Translate this sentence from the passage on private immigration detention into Spanish: "The California legislation is a response to systemic medical abuse and negligence in immigration detention facilities across the nation."

■ Selected passage
◇ ◇ ◇ ◇ ◇ ◇ ◇

The multibillion-dollar private prison industry that operates immigration detention facilities—forcibly detaining tens of thousands of men, women and children—has come increasingly under fire in past weeks.

California Governor Gavin Newson signed a bill allowing detained immigrants to sue private prison companies for failing to meet minimum standards of care outlined in the facilities’ contracts in September. The California law, Assembly Bill (AB) 3228, is the first of its kind in the country and sets an important precedent. Four of the immigration detention facilities in California are operated by private prison companies–GEO Group, Core Civic, and Management and Training Corporation (MTC).

Under the law, detained immigrants may recover “reasonable” costs and attorney’s fees in a civil action if it’s found that the private prison facility operators have violated the standards they agreed to when entering into the contract. The law goes into effect on January 1, 2021.

AB 3228 follows a different California law, AB 32, which banned new private prisons and immigration detention facilities in California and requires existing facilities to close by 2028.

This law paves the way for detained immigrants who suffered as a result of the cost-cutting to hold the prison companies accountable. Previously, the private prison operators were frequently shielded from liability on the basis that they are federal contractors.

The California legislation is a response to systemic medical abuse and negligence in immigration detention facilities across the nation.

Advocacy and legal groups have long documented the abuses and dysfunction within immigration detention facilities, private prison operators in particular. The law is needed now more than ever—and should be adopted at a federal level.

Horrific accounts have also recently emerged from women being subject to medically unnecessary procedures—including hysterectomies—without informed consent in the privately-run Irwin County Detention Center in Ocilla, Georgia.

◇ ◇ ◇ ◇ ◇ ◇ ◇

■ Dataset extract

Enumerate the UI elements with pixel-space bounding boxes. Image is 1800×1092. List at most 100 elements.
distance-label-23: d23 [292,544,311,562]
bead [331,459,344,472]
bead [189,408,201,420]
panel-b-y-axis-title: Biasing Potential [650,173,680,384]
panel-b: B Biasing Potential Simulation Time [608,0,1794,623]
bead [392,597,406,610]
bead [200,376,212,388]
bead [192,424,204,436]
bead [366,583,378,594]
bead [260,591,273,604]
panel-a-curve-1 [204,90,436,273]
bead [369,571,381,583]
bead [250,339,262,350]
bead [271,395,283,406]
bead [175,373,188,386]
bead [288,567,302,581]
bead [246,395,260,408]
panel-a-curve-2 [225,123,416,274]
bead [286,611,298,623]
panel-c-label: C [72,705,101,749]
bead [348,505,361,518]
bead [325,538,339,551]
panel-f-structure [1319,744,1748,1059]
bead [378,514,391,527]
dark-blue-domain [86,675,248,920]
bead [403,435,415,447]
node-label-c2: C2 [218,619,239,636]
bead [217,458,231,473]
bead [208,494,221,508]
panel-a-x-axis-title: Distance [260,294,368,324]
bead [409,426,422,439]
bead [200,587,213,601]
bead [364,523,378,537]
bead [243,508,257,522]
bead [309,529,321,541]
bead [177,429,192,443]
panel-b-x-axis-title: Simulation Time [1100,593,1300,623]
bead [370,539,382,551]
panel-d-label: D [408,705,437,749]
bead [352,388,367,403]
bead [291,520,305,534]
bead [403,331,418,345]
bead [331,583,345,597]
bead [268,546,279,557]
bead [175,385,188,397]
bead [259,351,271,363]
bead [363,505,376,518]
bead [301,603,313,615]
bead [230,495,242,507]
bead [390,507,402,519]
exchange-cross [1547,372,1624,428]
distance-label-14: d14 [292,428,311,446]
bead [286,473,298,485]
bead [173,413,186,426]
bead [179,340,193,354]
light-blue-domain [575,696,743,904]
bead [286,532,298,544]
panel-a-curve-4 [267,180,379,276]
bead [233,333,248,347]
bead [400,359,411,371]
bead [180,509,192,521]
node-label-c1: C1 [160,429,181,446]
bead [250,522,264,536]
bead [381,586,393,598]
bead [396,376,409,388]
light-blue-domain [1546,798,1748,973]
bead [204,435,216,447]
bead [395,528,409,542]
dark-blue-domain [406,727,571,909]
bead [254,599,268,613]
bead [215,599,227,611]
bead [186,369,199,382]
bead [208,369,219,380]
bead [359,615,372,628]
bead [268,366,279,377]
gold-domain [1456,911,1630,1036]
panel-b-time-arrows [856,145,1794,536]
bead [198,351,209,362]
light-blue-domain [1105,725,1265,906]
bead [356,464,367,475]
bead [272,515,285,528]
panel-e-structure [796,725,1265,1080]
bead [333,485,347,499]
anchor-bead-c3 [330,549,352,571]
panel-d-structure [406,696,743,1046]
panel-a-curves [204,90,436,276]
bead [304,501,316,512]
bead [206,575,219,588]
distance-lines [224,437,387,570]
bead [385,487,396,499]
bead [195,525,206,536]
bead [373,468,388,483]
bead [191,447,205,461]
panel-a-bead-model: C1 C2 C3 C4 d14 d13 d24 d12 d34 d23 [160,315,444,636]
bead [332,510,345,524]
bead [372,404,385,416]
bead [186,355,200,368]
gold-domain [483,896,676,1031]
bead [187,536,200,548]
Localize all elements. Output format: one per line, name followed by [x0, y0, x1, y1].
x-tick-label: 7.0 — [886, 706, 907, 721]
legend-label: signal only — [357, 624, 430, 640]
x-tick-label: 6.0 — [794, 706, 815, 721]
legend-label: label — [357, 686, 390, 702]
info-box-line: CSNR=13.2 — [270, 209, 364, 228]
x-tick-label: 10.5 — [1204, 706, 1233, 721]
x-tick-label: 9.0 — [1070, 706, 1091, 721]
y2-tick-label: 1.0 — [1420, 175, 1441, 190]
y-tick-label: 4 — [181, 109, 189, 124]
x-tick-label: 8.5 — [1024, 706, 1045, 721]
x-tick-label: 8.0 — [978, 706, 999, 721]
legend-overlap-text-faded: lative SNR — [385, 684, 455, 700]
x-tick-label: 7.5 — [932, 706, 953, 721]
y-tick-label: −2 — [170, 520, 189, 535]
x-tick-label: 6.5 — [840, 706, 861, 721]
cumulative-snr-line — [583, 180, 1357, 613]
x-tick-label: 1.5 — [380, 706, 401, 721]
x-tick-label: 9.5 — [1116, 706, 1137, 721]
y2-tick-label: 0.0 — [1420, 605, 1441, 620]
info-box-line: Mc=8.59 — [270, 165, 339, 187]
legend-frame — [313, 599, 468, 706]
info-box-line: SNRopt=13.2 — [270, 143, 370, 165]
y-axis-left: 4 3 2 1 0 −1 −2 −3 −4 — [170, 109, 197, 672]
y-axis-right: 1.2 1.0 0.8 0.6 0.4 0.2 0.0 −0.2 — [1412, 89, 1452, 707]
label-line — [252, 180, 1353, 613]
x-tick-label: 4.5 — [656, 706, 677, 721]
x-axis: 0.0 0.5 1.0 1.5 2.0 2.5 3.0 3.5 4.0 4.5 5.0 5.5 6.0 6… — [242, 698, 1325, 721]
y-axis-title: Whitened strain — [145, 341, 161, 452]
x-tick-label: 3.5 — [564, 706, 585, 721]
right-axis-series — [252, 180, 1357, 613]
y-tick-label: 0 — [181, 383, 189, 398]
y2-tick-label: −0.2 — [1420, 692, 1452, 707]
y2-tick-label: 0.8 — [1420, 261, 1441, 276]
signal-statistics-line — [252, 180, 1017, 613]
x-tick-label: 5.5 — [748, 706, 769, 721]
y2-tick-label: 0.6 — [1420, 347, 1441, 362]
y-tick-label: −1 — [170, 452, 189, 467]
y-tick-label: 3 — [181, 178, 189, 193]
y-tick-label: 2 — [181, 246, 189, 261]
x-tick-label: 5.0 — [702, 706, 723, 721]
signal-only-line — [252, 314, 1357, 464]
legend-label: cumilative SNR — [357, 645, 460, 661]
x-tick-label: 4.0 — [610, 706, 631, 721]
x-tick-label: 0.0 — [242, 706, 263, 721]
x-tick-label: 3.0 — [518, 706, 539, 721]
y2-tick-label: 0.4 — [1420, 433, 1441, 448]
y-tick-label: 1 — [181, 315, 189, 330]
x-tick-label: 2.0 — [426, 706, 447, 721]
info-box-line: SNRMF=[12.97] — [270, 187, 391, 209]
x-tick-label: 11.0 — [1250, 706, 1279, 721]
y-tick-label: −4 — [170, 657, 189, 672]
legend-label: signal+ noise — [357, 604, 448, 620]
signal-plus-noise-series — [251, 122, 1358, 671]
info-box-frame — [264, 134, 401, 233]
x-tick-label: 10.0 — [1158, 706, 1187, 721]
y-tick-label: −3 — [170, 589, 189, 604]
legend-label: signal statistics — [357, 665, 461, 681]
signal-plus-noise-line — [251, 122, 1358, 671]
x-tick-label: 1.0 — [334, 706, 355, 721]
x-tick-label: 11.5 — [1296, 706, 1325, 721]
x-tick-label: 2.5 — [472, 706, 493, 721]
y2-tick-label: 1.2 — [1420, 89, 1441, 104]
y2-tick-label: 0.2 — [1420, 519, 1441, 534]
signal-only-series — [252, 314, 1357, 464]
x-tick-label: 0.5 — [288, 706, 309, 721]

◇ ◇ ◇ ◇ ◇ ◇ ◇

■ Reply to the task
La legislación de California es una respuesta al abuso médico sistémico y a la negligencia en los centros de detención de inmigrantes de todo el país.